# INPUT ROWS
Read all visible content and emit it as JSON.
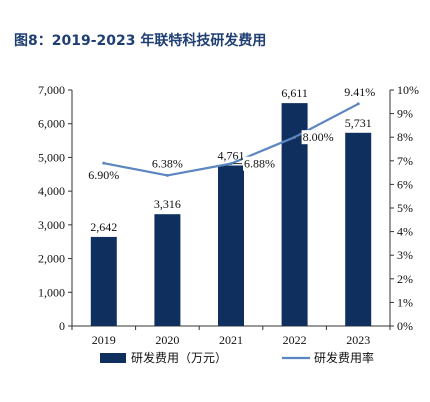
{
  "figure_title": "图8：2019-2023 年联特科技研发费用",
  "chart_data": {
    "type": "bar",
    "title": "图8：2019-2023 年联特科技研发费用",
    "categories": [
      "2019",
      "2020",
      "2021",
      "2022",
      "2023"
    ],
    "series": [
      {
        "name": "研发费用（万元）",
        "type": "bar",
        "axis": "left",
        "values": [
          2642,
          3316,
          4761,
          6611,
          5731
        ],
        "labels": [
          "2,642",
          "3,316",
          "4,761",
          "6,611",
          "5,731"
        ],
        "color": "#0F2F5F"
      },
      {
        "name": "研发费用率",
        "type": "line",
        "axis": "right",
        "values": [
          6.9,
          6.38,
          6.88,
          8.0,
          9.41
        ],
        "labels": [
          "6.90%",
          "6.38%",
          "6.88%",
          "8.00%",
          "9.41%"
        ],
        "color": "#5B86C0"
      }
    ],
    "y_left": {
      "lim": [
        0,
        7000
      ],
      "ticks": [
        0,
        1000,
        2000,
        3000,
        4000,
        5000,
        6000,
        7000
      ],
      "tick_labels": [
        "0",
        "1,000",
        "2,000",
        "3,000",
        "4,000",
        "5,000",
        "6,000",
        "7,000"
      ]
    },
    "y_right": {
      "lim": [
        0,
        10
      ],
      "ticks": [
        0,
        1,
        2,
        3,
        4,
        5,
        6,
        7,
        8,
        9,
        10
      ],
      "tick_labels": [
        "0%",
        "1%",
        "2%",
        "3%",
        "4%",
        "5%",
        "6%",
        "7%",
        "8%",
        "9%",
        "10%"
      ]
    },
    "grid": false,
    "legend_position": "bottom"
  }
}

# WHAT THIS TASK INVOLVES
Exclude the pictures. Write out the remaining data exactly.

# EXERCISE RESULT
Read all visible content and emit it as JSON.
{
  "figure_title": "图8：2019-2023 年联特科技研发费用",
  "chart_data": {
    "type": "bar",
    "title": "图8：2019-2023 年联特科技研发费用",
    "categories": [
      "2019",
      "2020",
      "2021",
      "2022",
      "2023"
    ],
    "series": [
      {
        "name": "研发费用（万元）",
        "type": "bar",
        "axis": "left",
        "values": [
          2642,
          3316,
          4761,
          6611,
          5731
        ],
        "labels": [
          "2,642",
          "3,316",
          "4,761",
          "6,611",
          "5,731"
        ],
        "color": "#0F2F5F"
      },
      {
        "name": "研发费用率",
        "type": "line",
        "axis": "right",
        "values": [
          6.9,
          6.38,
          6.88,
          8.0,
          9.41
        ],
        "labels": [
          "6.90%",
          "6.38%",
          "6.88%",
          "8.00%",
          "9.41%"
        ],
        "color": "#5B86C0"
      }
    ],
    "y_left": {
      "lim": [
        0,
        7000
      ],
      "ticks": [
        0,
        1000,
        2000,
        3000,
        4000,
        5000,
        6000,
        7000
      ],
      "tick_labels": [
        "0",
        "1,000",
        "2,000",
        "3,000",
        "4,000",
        "5,000",
        "6,000",
        "7,000"
      ]
    },
    "y_right": {
      "lim": [
        0,
        10
      ],
      "ticks": [
        0,
        1,
        2,
        3,
        4,
        5,
        6,
        7,
        8,
        9,
        10
      ],
      "tick_labels": [
        "0%",
        "1%",
        "2%",
        "3%",
        "4%",
        "5%",
        "6%",
        "7%",
        "8%",
        "9%",
        "10%"
      ]
    },
    "grid": false,
    "legend_position": "bottom"
  }
}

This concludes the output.